(Directions for this task):
All the data should come back exactly as it was given.

Some records:
****

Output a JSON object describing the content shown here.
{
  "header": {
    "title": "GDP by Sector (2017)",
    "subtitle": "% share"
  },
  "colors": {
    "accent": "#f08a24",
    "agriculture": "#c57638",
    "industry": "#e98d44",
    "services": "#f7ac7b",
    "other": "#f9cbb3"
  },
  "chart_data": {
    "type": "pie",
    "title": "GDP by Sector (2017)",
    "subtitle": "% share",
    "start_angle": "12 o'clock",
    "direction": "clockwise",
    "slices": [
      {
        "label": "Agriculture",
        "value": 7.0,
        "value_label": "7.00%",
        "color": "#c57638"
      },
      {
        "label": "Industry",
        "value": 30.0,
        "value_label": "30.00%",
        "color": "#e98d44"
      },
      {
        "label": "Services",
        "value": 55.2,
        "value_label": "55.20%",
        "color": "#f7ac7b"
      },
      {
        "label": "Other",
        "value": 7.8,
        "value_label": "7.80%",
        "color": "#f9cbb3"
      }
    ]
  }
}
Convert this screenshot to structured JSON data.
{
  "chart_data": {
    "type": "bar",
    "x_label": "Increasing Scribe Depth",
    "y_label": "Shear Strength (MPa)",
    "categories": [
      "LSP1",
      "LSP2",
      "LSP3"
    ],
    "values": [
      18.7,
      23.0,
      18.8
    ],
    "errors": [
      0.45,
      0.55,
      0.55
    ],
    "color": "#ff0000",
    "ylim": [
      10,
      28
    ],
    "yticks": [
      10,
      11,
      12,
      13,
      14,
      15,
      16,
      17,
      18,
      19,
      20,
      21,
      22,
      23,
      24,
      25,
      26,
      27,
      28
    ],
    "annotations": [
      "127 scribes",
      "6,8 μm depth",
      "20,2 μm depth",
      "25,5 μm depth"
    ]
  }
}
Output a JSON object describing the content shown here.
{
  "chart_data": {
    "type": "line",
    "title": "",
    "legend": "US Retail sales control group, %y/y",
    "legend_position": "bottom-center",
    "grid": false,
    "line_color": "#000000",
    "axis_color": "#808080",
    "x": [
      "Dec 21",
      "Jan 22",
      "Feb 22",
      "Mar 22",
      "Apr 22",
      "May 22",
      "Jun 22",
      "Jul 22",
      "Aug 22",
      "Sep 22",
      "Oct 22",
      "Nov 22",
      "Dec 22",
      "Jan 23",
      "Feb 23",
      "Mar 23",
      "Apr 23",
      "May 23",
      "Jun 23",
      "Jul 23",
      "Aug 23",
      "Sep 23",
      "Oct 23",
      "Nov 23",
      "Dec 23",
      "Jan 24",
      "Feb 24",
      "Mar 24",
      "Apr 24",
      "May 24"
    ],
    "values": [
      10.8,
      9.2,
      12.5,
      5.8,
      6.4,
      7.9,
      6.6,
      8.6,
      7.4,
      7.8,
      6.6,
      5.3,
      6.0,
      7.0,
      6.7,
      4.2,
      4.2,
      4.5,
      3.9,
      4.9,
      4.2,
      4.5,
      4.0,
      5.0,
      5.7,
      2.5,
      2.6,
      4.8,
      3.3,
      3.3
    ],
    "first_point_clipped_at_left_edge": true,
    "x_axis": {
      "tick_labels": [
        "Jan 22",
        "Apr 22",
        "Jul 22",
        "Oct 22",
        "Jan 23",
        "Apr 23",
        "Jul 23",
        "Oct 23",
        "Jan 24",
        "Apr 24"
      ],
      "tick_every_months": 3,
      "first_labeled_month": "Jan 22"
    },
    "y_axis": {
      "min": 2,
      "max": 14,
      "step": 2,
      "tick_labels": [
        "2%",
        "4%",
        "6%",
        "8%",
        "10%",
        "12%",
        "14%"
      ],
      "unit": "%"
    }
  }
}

****

(Answer):
Output a JSON object describing the content shown here.
{
  "header": {
    "title": "GDP by Sector (2017)",
    "subtitle": "% share"
  },
  "colors": {
    "accent": "#f08a24",
    "agriculture": "#c57638",
    "industry": "#e98d44",
    "services": "#f7ac7b",
    "other": "#f9cbb3"
  },
  "chart_data": {
    "type": "pie",
    "title": "GDP by Sector (2017)",
    "subtitle": "% share",
    "start_angle": "12 o'clock",
    "direction": "clockwise",
    "slices": [
      {
        "label": "Agriculture",
        "value": 7.0,
        "value_label": "7.00%",
        "color": "#c57638"
      },
      {
        "label": "Industry",
        "value": 30.0,
        "value_label": "30.00%",
        "color": "#e98d44"
      },
      {
        "label": "Services",
        "value": 55.2,
        "value_label": "55.20%",
        "color": "#f7ac7b"
      },
      {
        "label": "Other",
        "value": 7.8,
        "value_label": "7.80%",
        "color": "#f9cbb3"
      }
    ]
  }
}
Convert this screenshot to structured JSON data.
{
  "chart_data": {
    "type": "bar",
    "x_label": "Increasing Scribe Depth",
    "y_label": "Shear Strength (MPa)",
    "categories": [
      "LSP1",
      "LSP2",
      "LSP3"
    ],
    "values": [
      18.7,
      23.0,
      18.8
    ],
    "errors": [
      0.45,
      0.55,
      0.55
    ],
    "color": "#ff0000",
    "ylim": [
      10,
      28
    ],
    "yticks": [
      10,
      11,
      12,
      13,
      14,
      15,
      16,
      17,
      18,
      19,
      20,
      21,
      22,
      23,
      24,
      25,
      26,
      27,
      28
    ],
    "annotations": [
      "127 scribes",
      "6,8 μm depth",
      "20,2 μm depth",
      "25,5 μm depth"
    ]
  }
}
Output a JSON object describing the content shown here.
{
  "chart_data": {
    "type": "line",
    "title": "",
    "legend": "US Retail sales control group, %y/y",
    "legend_position": "bottom-center",
    "grid": false,
    "line_color": "#000000",
    "axis_color": "#808080",
    "x": [
      "Dec 21",
      "Jan 22",
      "Feb 22",
      "Mar 22",
      "Apr 22",
      "May 22",
      "Jun 22",
      "Jul 22",
      "Aug 22",
      "Sep 22",
      "Oct 22",
      "Nov 22",
      "Dec 22",
      "Jan 23",
      "Feb 23",
      "Mar 23",
      "Apr 23",
      "May 23",
      "Jun 23",
      "Jul 23",
      "Aug 23",
      "Sep 23",
      "Oct 23",
      "Nov 23",
      "Dec 23",
      "Jan 24",
      "Feb 24",
      "Mar 24",
      "Apr 24",
      "May 24"
    ],
    "values": [
      10.8,
      9.2,
      12.5,
      5.8,
      6.4,
      7.9,
      6.6,
      8.6,
      7.4,
      7.8,
      6.6,
      5.3,
      6.0,
      7.0,
      6.7,
      4.2,
      4.2,
      4.5,
      3.9,
      4.9,
      4.2,
      4.5,
      4.0,
      5.0,
      5.7,
      2.5,
      2.6,
      4.8,
      3.3,
      3.3
    ],
    "first_point_clipped_at_left_edge": true,
    "x_axis": {
      "tick_labels": [
        "Jan 22",
        "Apr 22",
        "Jul 22",
        "Oct 22",
        "Jan 23",
        "Apr 23",
        "Jul 23",
        "Oct 23",
        "Jan 24",
        "Apr 24"
      ],
      "tick_every_months": 3,
      "first_labeled_month": "Jan 22"
    },
    "y_axis": {
      "min": 2,
      "max": 14,
      "step": 2,
      "tick_labels": [
        "2%",
        "4%",
        "6%",
        "8%",
        "10%",
        "12%",
        "14%"
      ],
      "unit": "%"
    }
  }
}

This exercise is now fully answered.